— Begin —

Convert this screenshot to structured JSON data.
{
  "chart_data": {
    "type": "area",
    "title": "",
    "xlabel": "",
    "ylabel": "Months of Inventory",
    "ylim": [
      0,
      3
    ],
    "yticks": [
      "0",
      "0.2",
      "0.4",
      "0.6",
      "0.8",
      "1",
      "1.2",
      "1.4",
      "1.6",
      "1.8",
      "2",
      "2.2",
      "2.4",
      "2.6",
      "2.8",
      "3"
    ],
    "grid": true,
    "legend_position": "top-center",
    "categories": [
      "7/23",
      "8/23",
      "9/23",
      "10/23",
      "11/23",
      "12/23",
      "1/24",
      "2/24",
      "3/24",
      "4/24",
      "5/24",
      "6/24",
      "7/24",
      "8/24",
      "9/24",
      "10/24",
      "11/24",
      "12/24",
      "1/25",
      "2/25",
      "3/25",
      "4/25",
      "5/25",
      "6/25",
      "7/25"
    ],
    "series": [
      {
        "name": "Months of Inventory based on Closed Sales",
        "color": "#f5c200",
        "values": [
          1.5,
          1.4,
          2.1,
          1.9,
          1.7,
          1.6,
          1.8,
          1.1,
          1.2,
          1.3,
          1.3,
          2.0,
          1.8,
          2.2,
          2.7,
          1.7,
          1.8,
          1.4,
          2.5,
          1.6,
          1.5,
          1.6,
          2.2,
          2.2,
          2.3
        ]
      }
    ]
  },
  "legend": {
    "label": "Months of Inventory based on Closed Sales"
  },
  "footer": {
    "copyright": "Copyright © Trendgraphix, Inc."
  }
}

— End —

> OBJECTIVE
Your task is to repeat the data exactly; please include every line.

> SOLUTION TO THE PROBLEM
Convert this screenshot to structured JSON data.
{
  "chart_data": {
    "type": "area",
    "title": "",
    "xlabel": "",
    "ylabel": "Months of Inventory",
    "ylim": [
      0,
      3
    ],
    "yticks": [
      "0",
      "0.2",
      "0.4",
      "0.6",
      "0.8",
      "1",
      "1.2",
      "1.4",
      "1.6",
      "1.8",
      "2",
      "2.2",
      "2.4",
      "2.6",
      "2.8",
      "3"
    ],
    "grid": true,
    "legend_position": "top-center",
    "categories": [
      "7/23",
      "8/23",
      "9/23",
      "10/23",
      "11/23",
      "12/23",
      "1/24",
      "2/24",
      "3/24",
      "4/24",
      "5/24",
      "6/24",
      "7/24",
      "8/24",
      "9/24",
      "10/24",
      "11/24",
      "12/24",
      "1/25",
      "2/25",
      "3/25",
      "4/25",
      "5/25",
      "6/25",
      "7/25"
    ],
    "series": [
      {
        "name": "Months of Inventory based on Closed Sales",
        "color": "#f5c200",
        "values": [
          1.5,
          1.4,
          2.1,
          1.9,
          1.7,
          1.6,
          1.8,
          1.1,
          1.2,
          1.3,
          1.3,
          2.0,
          1.8,
          2.2,
          2.7,
          1.7,
          1.8,
          1.4,
          2.5,
          1.6,
          1.5,
          1.6,
          2.2,
          2.2,
          2.3
        ]
      }
    ]
  },
  "legend": {
    "label": "Months of Inventory based on Closed Sales"
  },
  "footer": {
    "copyright": "Copyright © Trendgraphix, Inc."
  }
}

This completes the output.